**YOUR GOAL**: Search the listing for "JSON" and copy every line where it appears.
(begin)
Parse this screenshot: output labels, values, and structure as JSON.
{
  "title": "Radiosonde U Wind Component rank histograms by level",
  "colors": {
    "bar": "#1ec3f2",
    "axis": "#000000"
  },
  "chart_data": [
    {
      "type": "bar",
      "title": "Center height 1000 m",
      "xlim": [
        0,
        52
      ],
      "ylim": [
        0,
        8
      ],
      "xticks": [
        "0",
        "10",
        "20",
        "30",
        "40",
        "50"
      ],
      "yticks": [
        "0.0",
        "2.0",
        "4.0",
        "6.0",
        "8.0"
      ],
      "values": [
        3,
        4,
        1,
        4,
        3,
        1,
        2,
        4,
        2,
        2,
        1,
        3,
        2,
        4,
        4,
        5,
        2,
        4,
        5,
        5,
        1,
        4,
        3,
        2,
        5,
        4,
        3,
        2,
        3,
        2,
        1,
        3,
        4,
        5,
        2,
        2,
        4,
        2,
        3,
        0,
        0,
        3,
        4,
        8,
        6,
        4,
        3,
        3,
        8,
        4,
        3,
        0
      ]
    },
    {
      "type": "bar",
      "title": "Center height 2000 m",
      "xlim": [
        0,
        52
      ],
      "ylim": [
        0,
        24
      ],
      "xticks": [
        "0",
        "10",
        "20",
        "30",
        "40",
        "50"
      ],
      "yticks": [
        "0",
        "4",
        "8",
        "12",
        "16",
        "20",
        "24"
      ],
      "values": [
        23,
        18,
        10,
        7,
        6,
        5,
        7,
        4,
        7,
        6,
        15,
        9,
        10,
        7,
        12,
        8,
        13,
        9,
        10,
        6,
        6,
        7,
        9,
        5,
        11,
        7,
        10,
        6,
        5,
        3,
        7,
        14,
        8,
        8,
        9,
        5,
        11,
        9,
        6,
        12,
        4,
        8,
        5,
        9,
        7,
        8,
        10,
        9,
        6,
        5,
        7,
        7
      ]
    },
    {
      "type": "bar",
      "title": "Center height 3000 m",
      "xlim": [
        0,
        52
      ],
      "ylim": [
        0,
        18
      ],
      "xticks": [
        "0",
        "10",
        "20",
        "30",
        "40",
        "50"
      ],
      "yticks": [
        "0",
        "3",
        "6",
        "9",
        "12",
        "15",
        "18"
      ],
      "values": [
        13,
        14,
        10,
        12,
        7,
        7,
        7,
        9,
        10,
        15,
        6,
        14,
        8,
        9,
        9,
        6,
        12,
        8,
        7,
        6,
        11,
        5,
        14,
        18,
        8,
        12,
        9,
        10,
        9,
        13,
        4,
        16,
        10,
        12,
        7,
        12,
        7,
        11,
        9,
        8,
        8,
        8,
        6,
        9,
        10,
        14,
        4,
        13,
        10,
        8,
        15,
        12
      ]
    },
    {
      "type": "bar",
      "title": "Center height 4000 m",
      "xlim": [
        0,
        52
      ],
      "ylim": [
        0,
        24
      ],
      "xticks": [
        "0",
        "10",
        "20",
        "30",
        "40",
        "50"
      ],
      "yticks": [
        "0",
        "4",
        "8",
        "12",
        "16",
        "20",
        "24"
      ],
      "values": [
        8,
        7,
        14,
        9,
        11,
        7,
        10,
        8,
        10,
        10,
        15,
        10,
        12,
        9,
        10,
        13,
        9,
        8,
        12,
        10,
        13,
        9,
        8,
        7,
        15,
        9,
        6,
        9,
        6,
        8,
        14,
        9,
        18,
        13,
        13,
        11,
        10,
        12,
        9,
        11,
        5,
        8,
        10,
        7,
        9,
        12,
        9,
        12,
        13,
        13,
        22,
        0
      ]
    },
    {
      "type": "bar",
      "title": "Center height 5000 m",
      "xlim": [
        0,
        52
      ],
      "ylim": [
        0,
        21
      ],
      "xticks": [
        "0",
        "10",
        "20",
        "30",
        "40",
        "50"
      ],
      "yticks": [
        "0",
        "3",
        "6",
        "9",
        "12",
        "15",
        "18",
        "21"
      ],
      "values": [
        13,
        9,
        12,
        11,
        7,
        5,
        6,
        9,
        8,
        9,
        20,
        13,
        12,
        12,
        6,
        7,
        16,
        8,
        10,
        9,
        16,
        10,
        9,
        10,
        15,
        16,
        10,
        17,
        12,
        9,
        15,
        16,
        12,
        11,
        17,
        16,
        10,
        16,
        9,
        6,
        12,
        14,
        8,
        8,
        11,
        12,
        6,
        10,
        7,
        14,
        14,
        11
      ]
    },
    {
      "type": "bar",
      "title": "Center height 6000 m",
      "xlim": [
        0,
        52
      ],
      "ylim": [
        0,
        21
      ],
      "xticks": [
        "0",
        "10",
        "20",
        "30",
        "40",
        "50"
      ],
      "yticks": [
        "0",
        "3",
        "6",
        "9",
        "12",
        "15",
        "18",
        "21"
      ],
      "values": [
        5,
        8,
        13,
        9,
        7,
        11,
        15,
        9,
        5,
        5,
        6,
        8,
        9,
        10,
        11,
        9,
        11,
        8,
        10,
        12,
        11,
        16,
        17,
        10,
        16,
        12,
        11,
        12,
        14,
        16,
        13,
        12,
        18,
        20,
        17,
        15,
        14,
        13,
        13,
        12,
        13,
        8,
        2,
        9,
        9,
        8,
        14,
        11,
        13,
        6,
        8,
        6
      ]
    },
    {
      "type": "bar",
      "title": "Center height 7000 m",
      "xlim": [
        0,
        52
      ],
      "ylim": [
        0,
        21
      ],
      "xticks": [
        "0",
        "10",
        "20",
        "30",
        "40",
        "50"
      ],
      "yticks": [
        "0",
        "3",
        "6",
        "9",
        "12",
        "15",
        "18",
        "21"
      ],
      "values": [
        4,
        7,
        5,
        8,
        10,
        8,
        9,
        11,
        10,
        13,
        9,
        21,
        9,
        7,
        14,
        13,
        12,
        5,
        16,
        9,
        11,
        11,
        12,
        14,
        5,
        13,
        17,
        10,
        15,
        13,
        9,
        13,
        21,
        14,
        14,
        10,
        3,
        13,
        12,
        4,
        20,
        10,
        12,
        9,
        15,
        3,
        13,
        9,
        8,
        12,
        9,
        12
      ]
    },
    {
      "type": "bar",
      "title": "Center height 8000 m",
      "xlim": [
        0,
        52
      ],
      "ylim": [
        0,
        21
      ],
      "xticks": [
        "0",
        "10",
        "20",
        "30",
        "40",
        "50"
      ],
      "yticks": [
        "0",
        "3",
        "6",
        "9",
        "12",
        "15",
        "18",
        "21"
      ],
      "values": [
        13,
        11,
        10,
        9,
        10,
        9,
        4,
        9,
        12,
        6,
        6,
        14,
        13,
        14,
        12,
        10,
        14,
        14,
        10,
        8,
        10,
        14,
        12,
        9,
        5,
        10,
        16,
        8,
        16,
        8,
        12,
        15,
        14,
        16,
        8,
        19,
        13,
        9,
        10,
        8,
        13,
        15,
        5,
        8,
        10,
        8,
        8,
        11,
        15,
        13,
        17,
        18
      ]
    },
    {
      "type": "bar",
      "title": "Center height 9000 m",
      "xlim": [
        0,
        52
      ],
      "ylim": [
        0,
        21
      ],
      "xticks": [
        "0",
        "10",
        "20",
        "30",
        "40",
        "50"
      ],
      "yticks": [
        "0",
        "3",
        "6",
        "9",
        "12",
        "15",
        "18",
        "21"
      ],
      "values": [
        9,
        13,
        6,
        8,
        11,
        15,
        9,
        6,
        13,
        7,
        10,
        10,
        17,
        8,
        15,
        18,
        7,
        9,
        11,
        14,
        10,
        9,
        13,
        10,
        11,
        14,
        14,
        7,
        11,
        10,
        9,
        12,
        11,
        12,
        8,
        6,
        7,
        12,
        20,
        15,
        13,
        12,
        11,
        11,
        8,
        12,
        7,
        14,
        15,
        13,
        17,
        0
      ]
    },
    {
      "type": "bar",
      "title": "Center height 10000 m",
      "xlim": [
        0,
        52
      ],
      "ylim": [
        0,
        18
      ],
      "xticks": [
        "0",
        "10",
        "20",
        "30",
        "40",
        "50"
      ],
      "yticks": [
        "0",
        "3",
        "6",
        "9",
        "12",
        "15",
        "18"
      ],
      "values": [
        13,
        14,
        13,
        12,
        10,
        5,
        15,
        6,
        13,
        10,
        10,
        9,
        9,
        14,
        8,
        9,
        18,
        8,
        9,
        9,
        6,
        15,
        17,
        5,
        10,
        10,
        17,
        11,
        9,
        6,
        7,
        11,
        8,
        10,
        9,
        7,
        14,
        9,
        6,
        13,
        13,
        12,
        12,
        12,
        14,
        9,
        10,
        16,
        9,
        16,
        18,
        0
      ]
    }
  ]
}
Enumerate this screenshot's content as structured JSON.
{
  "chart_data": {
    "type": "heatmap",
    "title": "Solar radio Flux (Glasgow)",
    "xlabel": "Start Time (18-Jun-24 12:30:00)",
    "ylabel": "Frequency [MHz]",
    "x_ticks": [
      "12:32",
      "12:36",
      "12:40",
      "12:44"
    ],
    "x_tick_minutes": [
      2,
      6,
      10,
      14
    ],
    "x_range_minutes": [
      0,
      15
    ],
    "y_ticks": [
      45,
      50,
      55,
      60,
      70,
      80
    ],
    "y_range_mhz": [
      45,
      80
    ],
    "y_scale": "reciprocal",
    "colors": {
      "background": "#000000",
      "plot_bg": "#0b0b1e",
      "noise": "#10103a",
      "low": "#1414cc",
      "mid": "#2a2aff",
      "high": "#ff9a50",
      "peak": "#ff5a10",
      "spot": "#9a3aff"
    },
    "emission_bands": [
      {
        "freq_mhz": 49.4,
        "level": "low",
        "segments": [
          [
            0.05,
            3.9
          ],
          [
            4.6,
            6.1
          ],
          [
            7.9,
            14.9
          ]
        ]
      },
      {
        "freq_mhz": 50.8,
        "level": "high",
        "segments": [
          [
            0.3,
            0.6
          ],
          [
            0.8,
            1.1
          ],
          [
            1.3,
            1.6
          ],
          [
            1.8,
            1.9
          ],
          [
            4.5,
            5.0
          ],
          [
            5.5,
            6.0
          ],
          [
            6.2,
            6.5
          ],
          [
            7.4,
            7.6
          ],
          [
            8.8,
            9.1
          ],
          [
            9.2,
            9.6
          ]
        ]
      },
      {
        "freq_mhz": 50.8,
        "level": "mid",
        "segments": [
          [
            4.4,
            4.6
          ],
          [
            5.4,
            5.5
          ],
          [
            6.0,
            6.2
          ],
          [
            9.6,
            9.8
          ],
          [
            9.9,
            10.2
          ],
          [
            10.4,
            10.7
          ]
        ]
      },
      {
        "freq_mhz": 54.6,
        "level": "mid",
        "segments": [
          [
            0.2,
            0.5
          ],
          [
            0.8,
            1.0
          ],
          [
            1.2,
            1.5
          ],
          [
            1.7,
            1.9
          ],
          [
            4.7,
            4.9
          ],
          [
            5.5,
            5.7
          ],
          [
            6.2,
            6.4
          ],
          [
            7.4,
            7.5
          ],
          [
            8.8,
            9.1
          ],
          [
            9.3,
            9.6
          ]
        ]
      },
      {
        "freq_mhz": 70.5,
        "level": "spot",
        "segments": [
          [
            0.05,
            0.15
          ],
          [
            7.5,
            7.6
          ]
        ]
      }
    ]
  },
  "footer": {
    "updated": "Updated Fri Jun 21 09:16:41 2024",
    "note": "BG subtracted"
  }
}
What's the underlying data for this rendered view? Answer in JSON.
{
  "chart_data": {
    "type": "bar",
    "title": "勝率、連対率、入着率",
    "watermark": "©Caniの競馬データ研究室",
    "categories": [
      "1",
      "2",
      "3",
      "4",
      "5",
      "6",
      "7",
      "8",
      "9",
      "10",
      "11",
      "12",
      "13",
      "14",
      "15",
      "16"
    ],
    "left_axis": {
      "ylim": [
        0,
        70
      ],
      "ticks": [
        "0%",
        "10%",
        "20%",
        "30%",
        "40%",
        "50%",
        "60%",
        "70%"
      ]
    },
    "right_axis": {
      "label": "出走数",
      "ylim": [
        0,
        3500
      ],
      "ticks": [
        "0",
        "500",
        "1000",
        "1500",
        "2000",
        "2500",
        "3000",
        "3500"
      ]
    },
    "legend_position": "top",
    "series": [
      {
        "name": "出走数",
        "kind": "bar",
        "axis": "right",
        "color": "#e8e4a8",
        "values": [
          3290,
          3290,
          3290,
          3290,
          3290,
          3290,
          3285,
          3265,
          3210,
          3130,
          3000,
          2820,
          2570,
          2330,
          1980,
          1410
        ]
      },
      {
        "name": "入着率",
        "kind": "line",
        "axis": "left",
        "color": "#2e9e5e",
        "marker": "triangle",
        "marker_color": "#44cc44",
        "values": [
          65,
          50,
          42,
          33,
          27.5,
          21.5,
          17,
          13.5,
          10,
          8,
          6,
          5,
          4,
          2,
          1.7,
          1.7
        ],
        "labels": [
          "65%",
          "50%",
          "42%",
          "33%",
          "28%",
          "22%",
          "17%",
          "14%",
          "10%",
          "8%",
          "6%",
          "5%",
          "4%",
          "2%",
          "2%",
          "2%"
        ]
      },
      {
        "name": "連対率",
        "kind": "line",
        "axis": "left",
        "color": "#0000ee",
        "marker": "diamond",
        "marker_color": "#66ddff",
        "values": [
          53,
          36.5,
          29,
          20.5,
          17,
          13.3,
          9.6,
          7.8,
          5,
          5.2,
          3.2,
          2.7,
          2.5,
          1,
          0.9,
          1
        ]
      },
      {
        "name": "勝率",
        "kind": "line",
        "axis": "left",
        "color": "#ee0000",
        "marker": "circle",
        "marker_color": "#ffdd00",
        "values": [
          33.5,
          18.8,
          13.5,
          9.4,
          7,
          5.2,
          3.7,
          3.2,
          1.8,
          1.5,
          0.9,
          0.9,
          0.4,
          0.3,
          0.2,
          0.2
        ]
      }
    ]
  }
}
(end)
**TASK SOLUTION**:
Parse this screenshot: output labels, values, and structure as JSON.
Enumerate this screenshot's content as structured JSON.
What's the underlying data for this rendered view? Answer in JSON.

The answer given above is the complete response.